Task to complete:
Exactly as they appear, output all of the records. Skip any images.

__________________________________________________

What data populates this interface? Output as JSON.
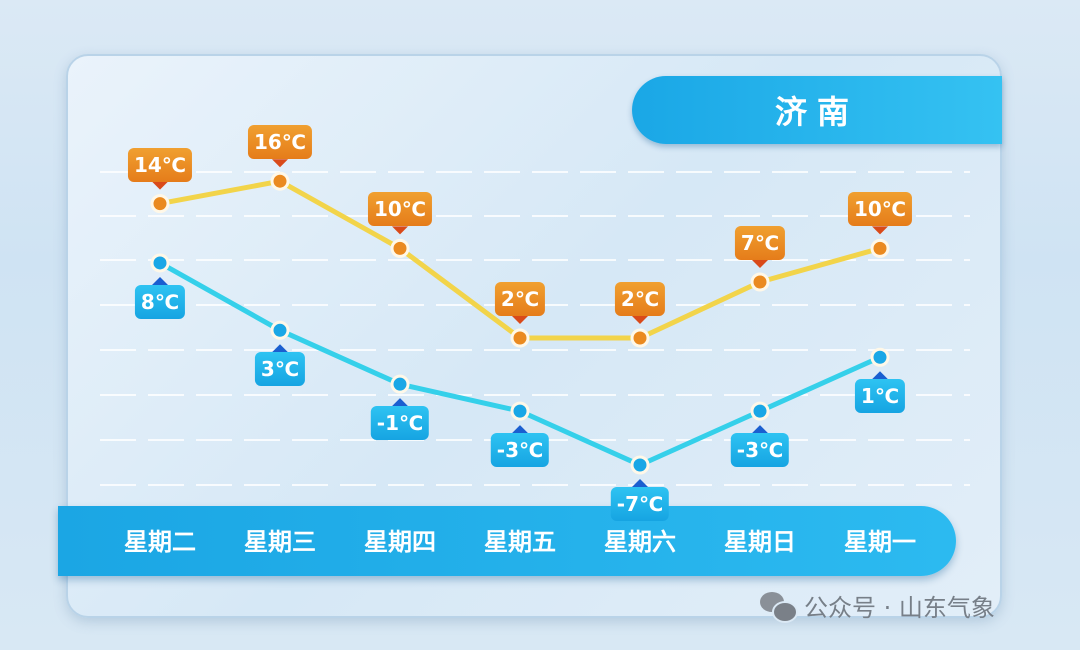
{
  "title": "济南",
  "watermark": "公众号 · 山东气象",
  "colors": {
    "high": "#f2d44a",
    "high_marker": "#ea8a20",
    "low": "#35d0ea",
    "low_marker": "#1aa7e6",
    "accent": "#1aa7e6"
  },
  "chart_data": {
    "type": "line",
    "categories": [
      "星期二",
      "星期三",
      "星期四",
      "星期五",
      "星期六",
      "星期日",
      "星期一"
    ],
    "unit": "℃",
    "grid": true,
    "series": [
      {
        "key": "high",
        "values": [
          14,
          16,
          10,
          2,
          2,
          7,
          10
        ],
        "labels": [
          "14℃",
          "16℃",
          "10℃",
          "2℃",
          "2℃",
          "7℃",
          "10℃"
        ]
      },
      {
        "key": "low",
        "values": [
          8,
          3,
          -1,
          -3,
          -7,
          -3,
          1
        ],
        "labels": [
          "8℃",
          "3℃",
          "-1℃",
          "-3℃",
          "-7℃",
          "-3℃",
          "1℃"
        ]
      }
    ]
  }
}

__________________________________________________

Expected answer:
What data populates this interface? Output as JSON.
{
  "title": "济南",
  "watermark": "公众号 · 山东气象",
  "colors": {
    "high": "#f2d44a",
    "high_marker": "#ea8a20",
    "low": "#35d0ea",
    "low_marker": "#1aa7e6",
    "accent": "#1aa7e6"
  },
  "chart_data": {
    "type": "line",
    "categories": [
      "星期二",
      "星期三",
      "星期四",
      "星期五",
      "星期六",
      "星期日",
      "星期一"
    ],
    "unit": "℃",
    "grid": true,
    "series": [
      {
        "key": "high",
        "values": [
          14,
          16,
          10,
          2,
          2,
          7,
          10
        ],
        "labels": [
          "14℃",
          "16℃",
          "10℃",
          "2℃",
          "2℃",
          "7℃",
          "10℃"
        ]
      },
      {
        "key": "low",
        "values": [
          8,
          3,
          -1,
          -3,
          -7,
          -3,
          1
        ],
        "labels": [
          "8℃",
          "3℃",
          "-1℃",
          "-3℃",
          "-7℃",
          "-3℃",
          "1℃"
        ]
      }
    ]
  }
}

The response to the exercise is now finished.